• DOCUMENT:
________

If they’re so unreliable, why did the B.C. media give the polls so much credence leading up to and during the campaign? The only answer I can provide is laziness or a failure of motivation. It’s so easy to be handed the results of a poll and then slice and dice the numbers, get reaction from the parties, candidates and pundits, compare it to last week’s poll, rather than dig around for real campaign coverage and analysis. It’s great publicity for the polling companies, and it’s FREE! But as Christy Clark said as she licked her fingers after the election, you get what you pay for.

Would vs. Will

There are other psychological factors at play when the polls predict a victory for the NDP opposition. Some soft NDP supporters feel they don’t have to bother to vote — after all, it’s such a bother to draw two lines over a piece of paper to form an X. Others feel they can vote Green — sure, let’s have a Green MLA or two in a legislature dominated by the NDP government.

The absence of all those non-voters of every political persuasion or state of indecision is a major factor, especially since they form — and distort — part of the sample of respondents to opinion polls. “Here’s how I would vote,” they tell pollsters, but on election day, they don’t bother. In the early 1980s, the turnout of eligible voters in BC was in the 70% range, but in the 2009 and 2013 elections, it sank to the low 50s. The difference is 600,000 people in B.C. who would rather watch Duck Dynasty than choose which government decides trivial questions like how our children are educated, whether the doctor will be there when you have a heart attack, or what you’ll pay for hydro or even if BC Hydro will exist in the years to come.

________

• COMPLETE THE FOLLOWING:
• 1. According to the commentary on B.C. election polls, what was the turnout of eligible voters in BC in the early 1980s?
• 2. Summarize the commentary on B.C. election polls in two sentences.
• 3. Carry the commentary on B.C. election polls forward from its final sentence.

________

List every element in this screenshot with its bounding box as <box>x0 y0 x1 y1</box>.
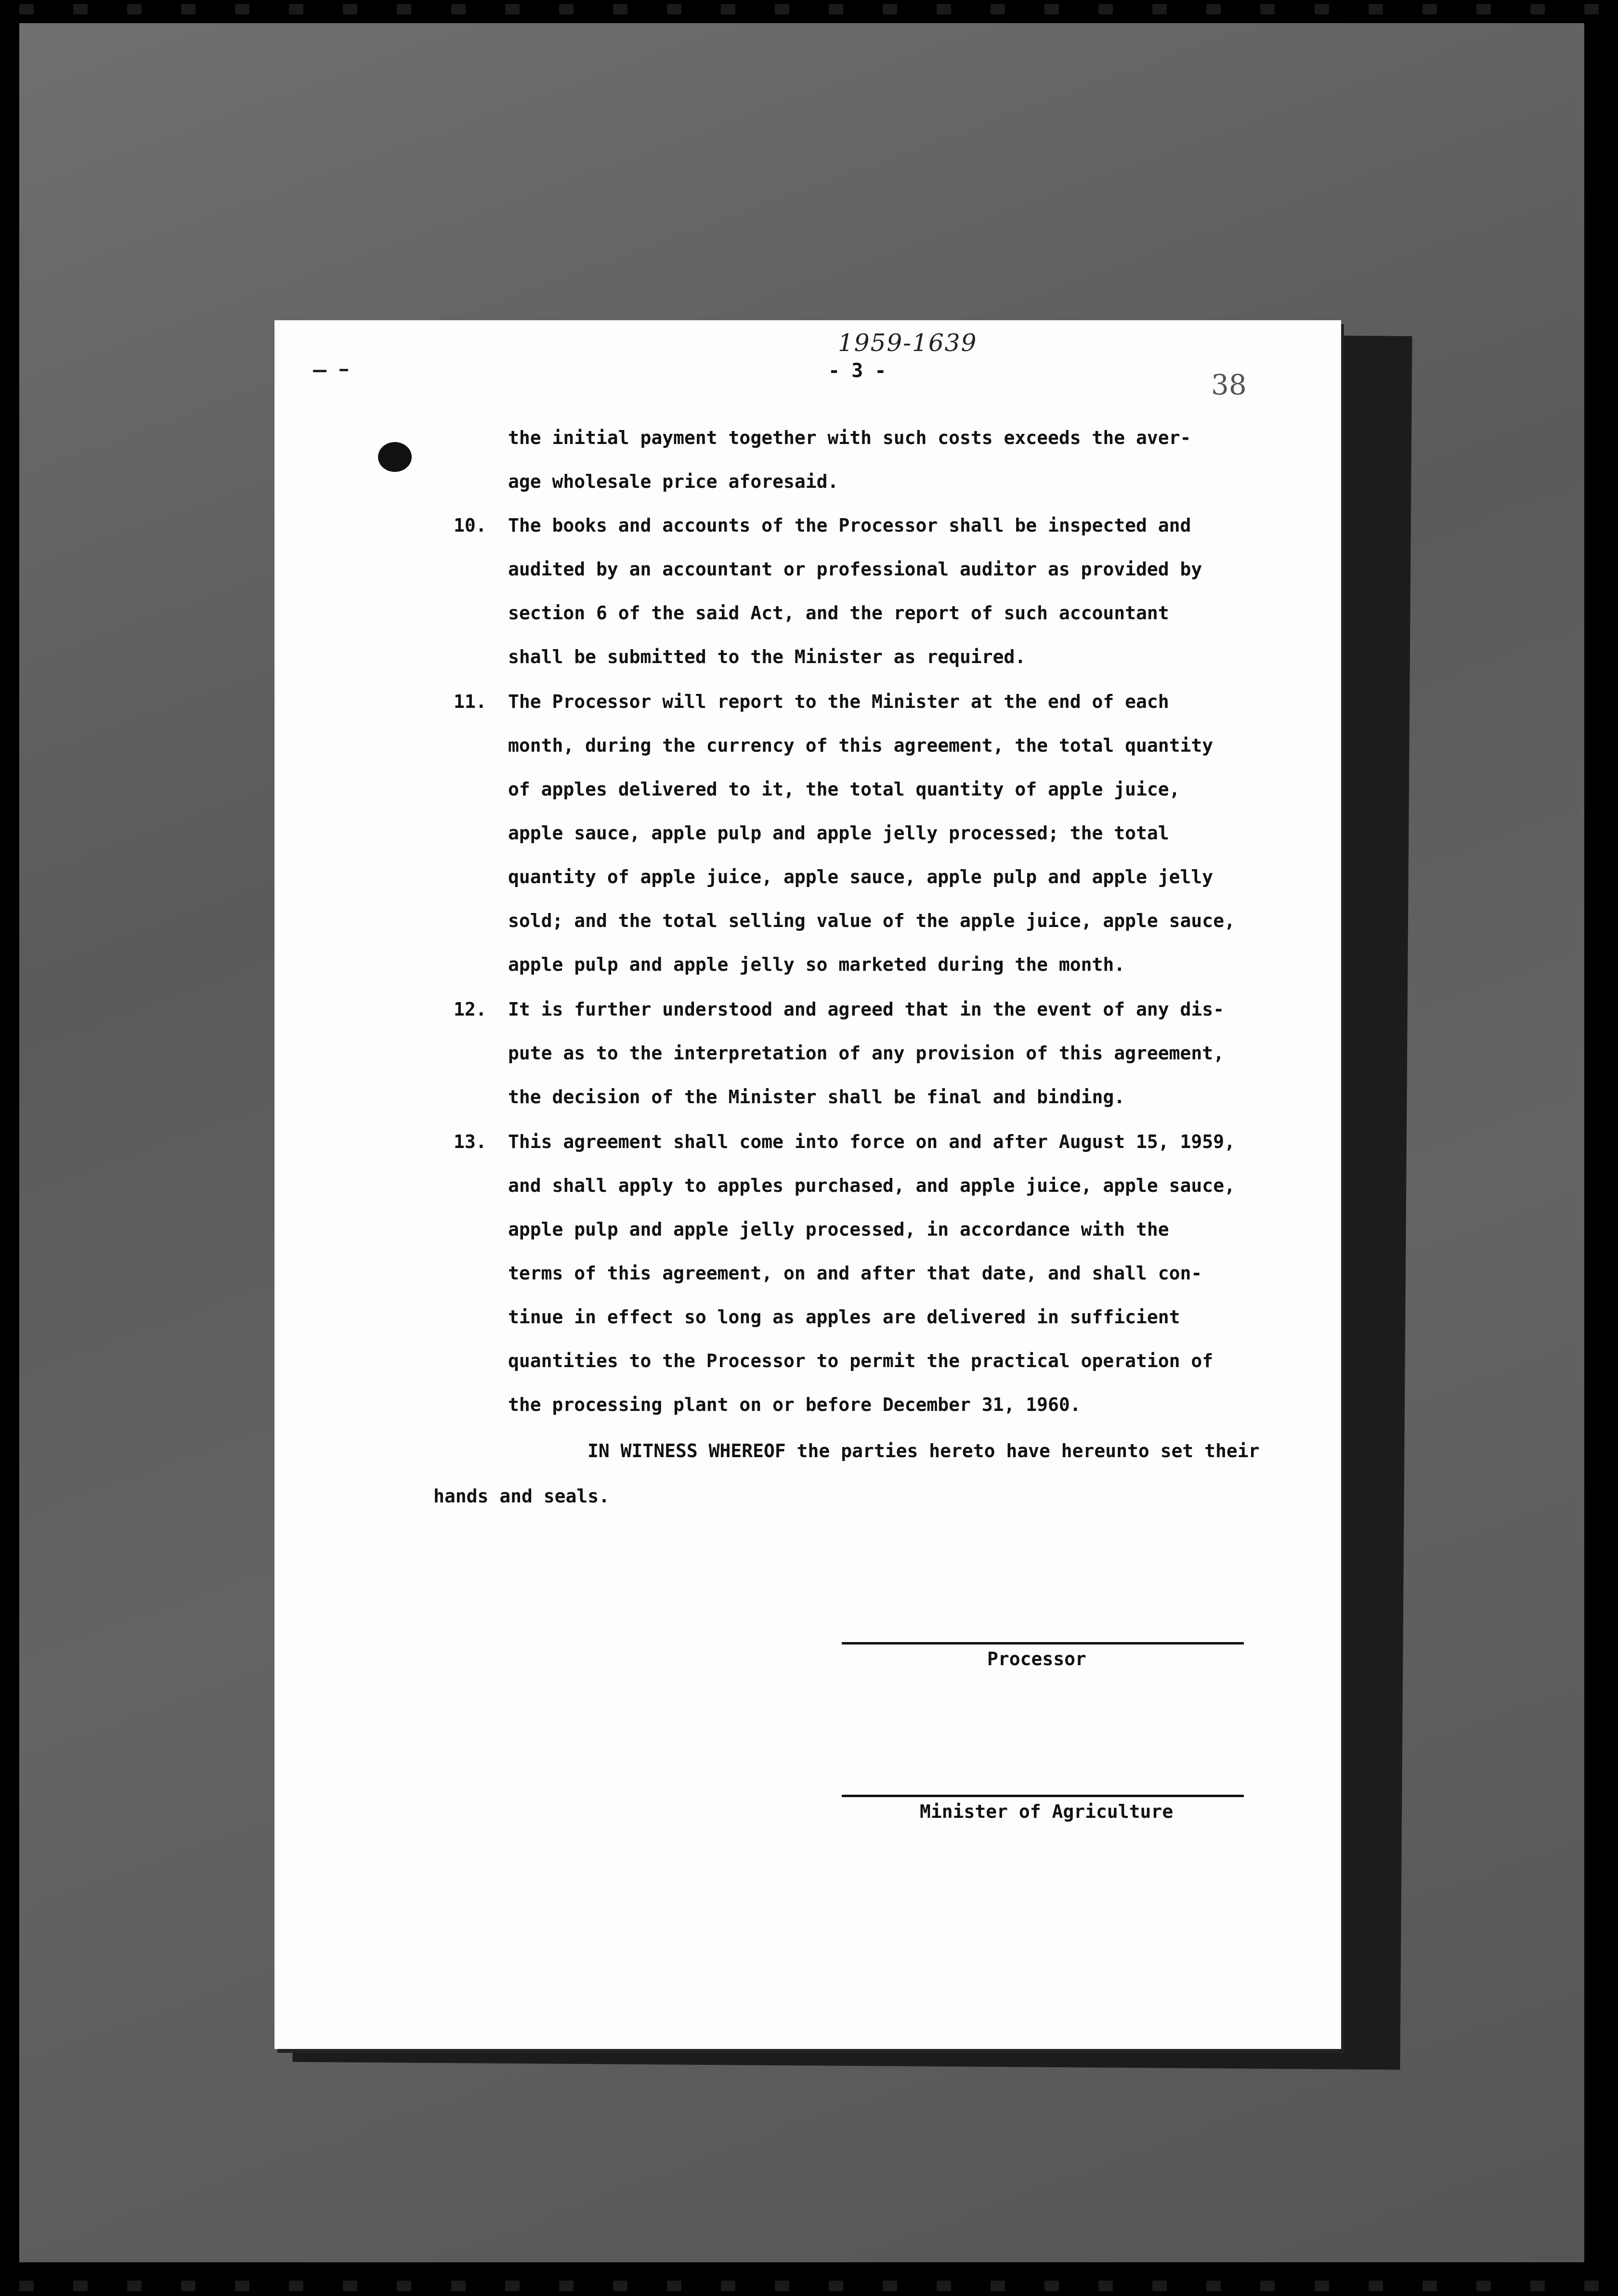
text-line: sold; and the total selling value of the apple juice, apple sauce, <box>508 910 1235 931</box>
text-line: of apples delivered to it, the total quantity of apple juice, <box>508 779 1180 800</box>
punch-hole <box>378 442 412 472</box>
text-line: month, during the currency of this agreement, the total quantity <box>508 735 1214 756</box>
film-perforations-top <box>0 0 1618 19</box>
text-line: This agreement shall come into force on and after August 15, 1959, <box>508 1131 1235 1152</box>
text-line: apple sauce, apple pulp and apple jelly processed; the total <box>508 822 1169 844</box>
stamp-number: 38 <box>1211 368 1247 401</box>
text-line: tinue in effect so long as apples are delivered in sufficient <box>508 1306 1180 1328</box>
margin-dash <box>313 370 326 372</box>
text-line: shall be submitted to the Minister as required. <box>508 646 1026 667</box>
text-line: pute as to the interpretation of any provision of this agreement, <box>508 1043 1225 1064</box>
clause-number: 11. <box>454 691 487 712</box>
witness-clause: IN WITNESS WHEREOF the parties hereto have hereunto set their <box>587 1440 1260 1461</box>
margin-dash <box>339 369 348 371</box>
text-line: the decision of the Minister shall be final and binding. <box>508 1086 1125 1108</box>
page-number: - 3 - <box>828 360 887 382</box>
clause-number: 13. <box>454 1131 487 1152</box>
clause-number: 12. <box>454 999 487 1020</box>
text-line: The books and accounts of the Processor shall be inspected and <box>508 515 1191 536</box>
file-number-handwritten: 1959-1639 <box>838 329 978 357</box>
text-line: apple pulp and apple jelly so marketed during the month. <box>508 954 1125 975</box>
film-perforations-bottom <box>0 2277 1618 2296</box>
text-line: terms of this agreement, on and after that date, and shall con- <box>508 1263 1202 1284</box>
text-line: age wholesale price aforesaid. <box>508 471 839 492</box>
witness-clause-end: hands and seals. <box>433 1486 610 1507</box>
text-line: The Processor will report to the Minister at the end of each <box>508 691 1169 712</box>
signature-label-processor: Processor <box>987 1648 1086 1670</box>
text-line: the processing plant on or before December 31, 1960. <box>508 1394 1081 1415</box>
signature-line-minister <box>842 1795 1244 1797</box>
text-line: It is further understood and agreed that in the event of any dis- <box>508 999 1225 1020</box>
clause-number: 10. <box>454 515 487 536</box>
text-line: quantities to the Processor to permit the practical operation of <box>508 1350 1214 1371</box>
document-page <box>274 320 1341 2049</box>
text-line: quantity of apple juice, apple sauce, apple pulp and apple jelly <box>508 866 1214 887</box>
text-line: audited by an accountant or professional auditor as provided by <box>508 559 1202 580</box>
text-line: and shall apply to apples purchased, and apple juice, apple sauce, <box>508 1175 1235 1196</box>
signature-line-processor <box>842 1642 1244 1644</box>
signature-label-minister: Minister of Agriculture <box>920 1801 1174 1822</box>
text-line: section 6 of the said Act, and the report of such accountant <box>508 602 1169 624</box>
text-line: the initial payment together with such costs exceeds the aver- <box>508 427 1191 448</box>
text-line: apple pulp and apple jelly processed, in accordance with the <box>508 1219 1169 1240</box>
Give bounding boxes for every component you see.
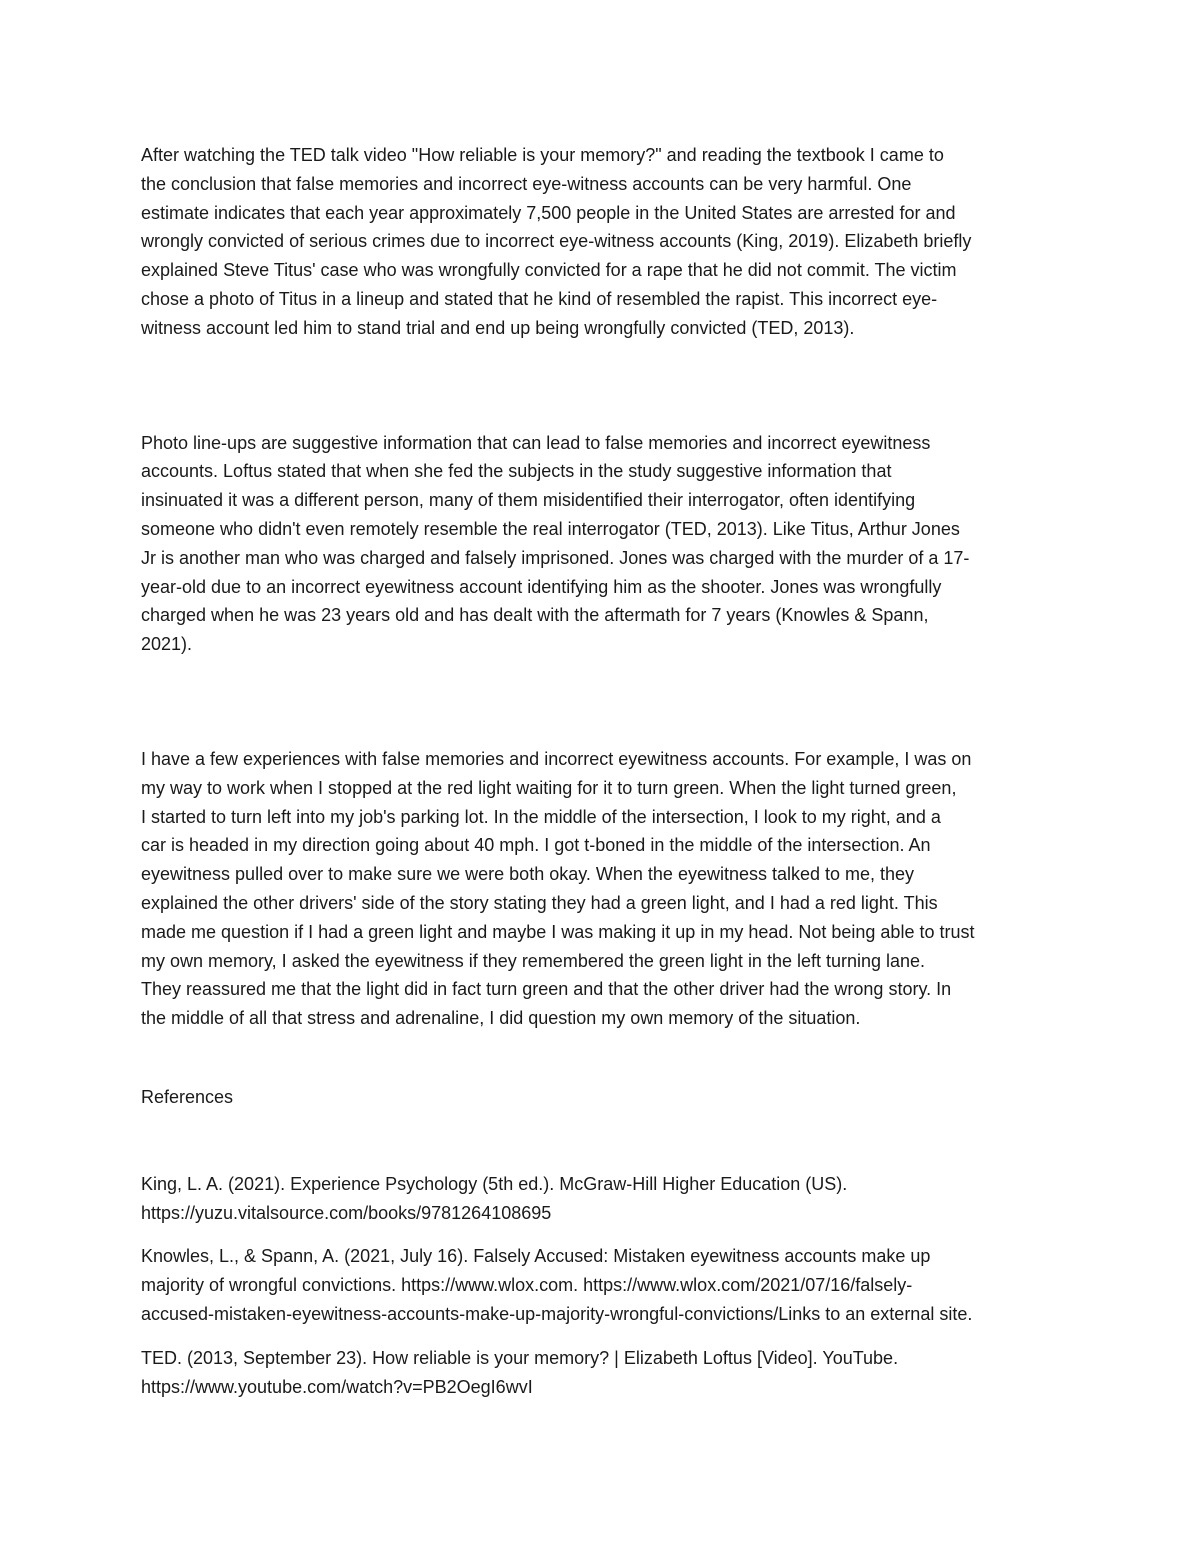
paragraph-3: I have a few experiences with false memories and incorrect eyewitness accounts. For example, I was on my way to work when I stopped at the red light waiting for it to turn green. When the light turned green, I started to turn left into my job's parking lot. In the middle of the intersection, I look to my right, and a car is headed in my direction going about 40 mph. I got t-boned in the middle of the intersection. An eyewitness pulled over to make sure we were both okay. When the eyewitness talked to me, they explained the other drivers' side of the story stating they had a green light, and I had a red light. This made me question if I had a green light and maybe I was making it up in my head. Not being able to trust my own memory, I asked the eyewitness if they remembered the green light in the left turning lane. They reassured me that the light did in fact turn green and that the other driver had the wrong story. In the middle of all that stress and adrenaline, I did question my own memory of the situation. (141, 748, 975, 1029)
reference-knowles: Knowles, L., & Spann, A. (2021, July 16). Falsely Accused: Mistaken eyewitness accounts make up majority of wrongful convictions. https://www.wlox.com. https://www.wlox.com/2021/07/16/falsely- accused-mistaken-eyewitness-accounts-make-up-majority-wrongful-convictions/Links to an external site. (141, 1246, 973, 1324)
reference-king: King, L. A. (2021). Experience Psychology (5th ed.). McGraw-Hill Higher Education (US). https://yuzu.vitalsource.com/books/9781264108695 (141, 1173, 848, 1223)
reference-ted: TED. (2013, September 23). How reliable is your memory? | Elizabeth Loftus [Video]. YouTube. https://www.youtube.com/watch?v=PB2OegI6wvI (141, 1347, 899, 1397)
paragraph-1: After watching the TED talk video "How reliable is your memory?" and reading the textbook I came to the conclusion that false memories and incorrect eye-witness accounts can be very harmful. One estimate indicates that each year approximately 7,500 people in the United States are arrested for and wrongly convicted of serious crimes due to incorrect eye-witness accounts (King, 2019). Elizabeth briefly explained Steve Titus' case who was wrongfully convicted for a rape that he did not commit. The victim chose a photo of Titus in a lineup and stated that he kind of resembled the rapist. This incorrect eye- witness account led him to stand trial and end up being wrongfully convicted (TED, 2013). (141, 145, 972, 338)
references-heading: References (141, 1086, 234, 1107)
document-body (141, 141, 1066, 1416)
paragraph-2: Photo line-ups are suggestive information that can lead to false memories and incorrect eyewitness accounts. Loftus stated that when she fed the subjects in the study suggestive information that insinuated it was a different person, many of them misidentified their interrogator, often identifying someone who didn't even remotely resemble the real interrogator (TED, 2013). Like Titus, Arthur Jones Jr is another man who was charged and falsely imprisoned. Jones was charged with the murder of a 17- year-old due to an incorrect eyewitness account identifying him as the shooter. Jones was wrongfully charged when he was 23 years old and has dealt with the aftermath for 7 years (Knowles & Spann, 2021). (141, 432, 970, 655)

________

• RESPONSES:
• 1. It was in the 70% range.

• 2. The B.C. media gave the polls so much credence out of laziness or a failure of motivation, since reporting poll numbers is easier than digging for real campaign coverage and analysis. Polls predicting an NDP win led some soft NDP supporters to skip voting or vote Green, and non-voters distort poll samples, with turnout sinking from the 70% range in the early 1980s to the low 50s in the 2009 and 2013 elections.

• 3.
Back in 1984, I commissioned and conducted a poll of the Victoria riding for Monday Magazine a few weeks before the federal election. As the results of our in-house poll came in, I felt a little guilty compiling the numbers and sharing them with readers. What right did I have to know the intention of the electorate before they voted? As it turned out, the poll — phoning and methodology supplied by UVic students — was almost a mirror image of the result on election day. In the 1980s, people still answered their phones, read newspapers (remember them?) and believed it was their civic duty to participate in the electoral system, by actually voting, and even telling nosy pollsters what party they supported.

So what happened between then and now? Here’s a partial list: mobile phones, electronic voice mail, call display, digital autodialing, privacy concerns, a disengaged, diminished media, and of course, the forementioned voter apathy and alienation.

These factors form high barriers between pollsters and potential voters. While you’re trying to reach me, I’m in the bar with my cell phone, and the land line you’re calling is out of order because I cancelled it last year. Or I check call display and don’t answer because I don’t know who you are — or because I do and don’t want to talk to you. Or I pick up the receiver, then hang up again during the telltale one-second delay while the auto-dialer in your calling system shuttles the call to a live pollster. Or you actually reach me, but no, I won’t tell you how I’m going to vote, because it’s none of your business, and who the hell are you anyway?

Other pollsters use robocalls or online polls, but the evidence is, these methods may be even less accurate than live calling.

The difficulty of reaching voters also seriously affects the political parties themselves, especially the NDP, which uses hundreds of volunteer callers at sweaty campaign phone banks calling for hours on end – and, in many cases, getting little usable data from voters. It seems like a terrible waste of time, but the callers are eager and unpaid, so at least it keeps them busy and gives them the illusion of helping the campaign.

So the misdirected campaign run by the supposedly poll-leading NDP was the fourth wobbly leg of the election footstool, already unbalanced by misleading polls, absentee voters and distracted media.

NDP campaign to blame too

Adrian Dix and the other brain trusters in the NDP backrooms decided they were going to redefine politics in B.C., from the stick-and-knife fight of the last century to a genteel garden tea party. The NDP would stay positive and refuse to stoop to the level of name-calling and mud-throwing of the nasty, supposedly desperate Liberals. Fine idea, except they never asked Christy Clark nor the rest of us if we approved.

So when the Liberals attacked Dix, often with lies and distortions, just as often he didn’t respond, nor did he exploit the government’s nasty scandals and disastrous mismanagement and policy flops (BC Hydro, BC Rail, HST, BC Ferries among others).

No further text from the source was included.